AIM: Assemble all lines in which the string "Frequency" appears.

[start of EXTRACTED INFORMATION]

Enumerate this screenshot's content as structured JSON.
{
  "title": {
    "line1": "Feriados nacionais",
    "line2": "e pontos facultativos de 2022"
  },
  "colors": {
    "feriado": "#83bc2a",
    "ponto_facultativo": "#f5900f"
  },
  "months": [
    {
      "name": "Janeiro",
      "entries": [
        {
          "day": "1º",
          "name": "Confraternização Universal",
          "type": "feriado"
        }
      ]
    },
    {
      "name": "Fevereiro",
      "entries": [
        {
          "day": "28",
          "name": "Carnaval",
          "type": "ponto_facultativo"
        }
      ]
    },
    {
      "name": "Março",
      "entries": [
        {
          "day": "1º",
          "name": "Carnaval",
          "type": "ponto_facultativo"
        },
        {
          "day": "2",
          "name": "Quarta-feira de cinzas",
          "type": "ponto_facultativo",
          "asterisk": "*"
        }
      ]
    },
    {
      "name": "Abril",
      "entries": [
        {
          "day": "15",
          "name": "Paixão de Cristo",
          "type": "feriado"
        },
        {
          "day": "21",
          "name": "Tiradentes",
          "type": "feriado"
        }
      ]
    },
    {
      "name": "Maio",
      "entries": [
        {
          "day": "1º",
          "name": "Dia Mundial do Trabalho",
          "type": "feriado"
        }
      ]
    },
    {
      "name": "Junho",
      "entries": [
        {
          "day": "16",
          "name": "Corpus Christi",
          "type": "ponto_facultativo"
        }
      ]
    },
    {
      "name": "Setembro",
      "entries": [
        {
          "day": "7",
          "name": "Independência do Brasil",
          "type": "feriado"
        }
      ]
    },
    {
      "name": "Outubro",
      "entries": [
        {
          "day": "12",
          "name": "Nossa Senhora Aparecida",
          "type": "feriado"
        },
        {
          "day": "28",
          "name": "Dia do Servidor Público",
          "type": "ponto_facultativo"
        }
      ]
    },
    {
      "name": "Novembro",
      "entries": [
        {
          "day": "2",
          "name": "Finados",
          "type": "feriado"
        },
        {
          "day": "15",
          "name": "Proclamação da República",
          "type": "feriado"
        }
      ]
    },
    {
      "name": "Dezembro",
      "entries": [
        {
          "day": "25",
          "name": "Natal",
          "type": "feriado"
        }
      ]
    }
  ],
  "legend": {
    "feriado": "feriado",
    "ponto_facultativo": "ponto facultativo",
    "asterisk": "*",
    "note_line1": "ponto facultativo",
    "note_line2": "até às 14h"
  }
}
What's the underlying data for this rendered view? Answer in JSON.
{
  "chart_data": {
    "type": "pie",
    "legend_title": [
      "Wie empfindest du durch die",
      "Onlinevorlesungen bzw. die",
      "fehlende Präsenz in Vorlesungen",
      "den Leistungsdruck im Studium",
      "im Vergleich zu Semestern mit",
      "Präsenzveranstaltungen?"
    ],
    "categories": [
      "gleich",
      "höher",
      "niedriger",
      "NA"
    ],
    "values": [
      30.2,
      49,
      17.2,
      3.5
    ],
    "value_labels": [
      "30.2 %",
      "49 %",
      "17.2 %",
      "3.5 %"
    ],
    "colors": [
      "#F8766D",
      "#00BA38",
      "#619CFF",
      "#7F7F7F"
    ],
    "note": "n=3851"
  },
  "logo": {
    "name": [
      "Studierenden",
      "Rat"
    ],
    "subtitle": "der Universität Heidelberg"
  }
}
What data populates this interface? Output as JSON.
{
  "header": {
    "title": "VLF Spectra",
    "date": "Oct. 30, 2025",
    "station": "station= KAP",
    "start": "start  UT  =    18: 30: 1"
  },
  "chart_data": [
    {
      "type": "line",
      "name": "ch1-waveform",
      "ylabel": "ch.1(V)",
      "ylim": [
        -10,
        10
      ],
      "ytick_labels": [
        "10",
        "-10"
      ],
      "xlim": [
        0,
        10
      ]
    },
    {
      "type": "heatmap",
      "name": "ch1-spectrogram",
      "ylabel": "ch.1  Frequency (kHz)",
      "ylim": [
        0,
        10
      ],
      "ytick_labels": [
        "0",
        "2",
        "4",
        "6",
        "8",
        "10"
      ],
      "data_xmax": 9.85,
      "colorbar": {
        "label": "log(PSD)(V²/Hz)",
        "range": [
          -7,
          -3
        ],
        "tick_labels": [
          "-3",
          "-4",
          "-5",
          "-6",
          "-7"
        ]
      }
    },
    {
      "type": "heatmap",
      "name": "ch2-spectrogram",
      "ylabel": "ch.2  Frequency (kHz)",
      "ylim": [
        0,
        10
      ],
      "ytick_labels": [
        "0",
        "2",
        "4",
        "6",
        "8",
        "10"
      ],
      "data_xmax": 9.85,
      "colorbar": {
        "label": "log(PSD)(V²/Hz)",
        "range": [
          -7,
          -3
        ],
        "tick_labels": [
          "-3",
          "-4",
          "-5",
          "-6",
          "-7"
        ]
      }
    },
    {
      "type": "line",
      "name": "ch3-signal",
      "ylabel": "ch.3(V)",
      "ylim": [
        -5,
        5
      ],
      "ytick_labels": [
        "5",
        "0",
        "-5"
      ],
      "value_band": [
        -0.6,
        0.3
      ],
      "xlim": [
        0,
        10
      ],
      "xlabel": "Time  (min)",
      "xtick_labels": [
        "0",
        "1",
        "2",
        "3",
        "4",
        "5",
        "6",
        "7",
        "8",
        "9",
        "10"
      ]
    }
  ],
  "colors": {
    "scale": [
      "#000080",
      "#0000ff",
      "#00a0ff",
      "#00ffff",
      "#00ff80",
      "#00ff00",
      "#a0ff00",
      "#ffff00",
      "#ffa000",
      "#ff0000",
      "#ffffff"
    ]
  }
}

[end of EXTRACTED INFORMATION]

COMPLETE RESPONSE:
      "ylabel": "ch.1  Frequency (kHz)",
      "ylabel": "ch.2  Frequency (kHz)",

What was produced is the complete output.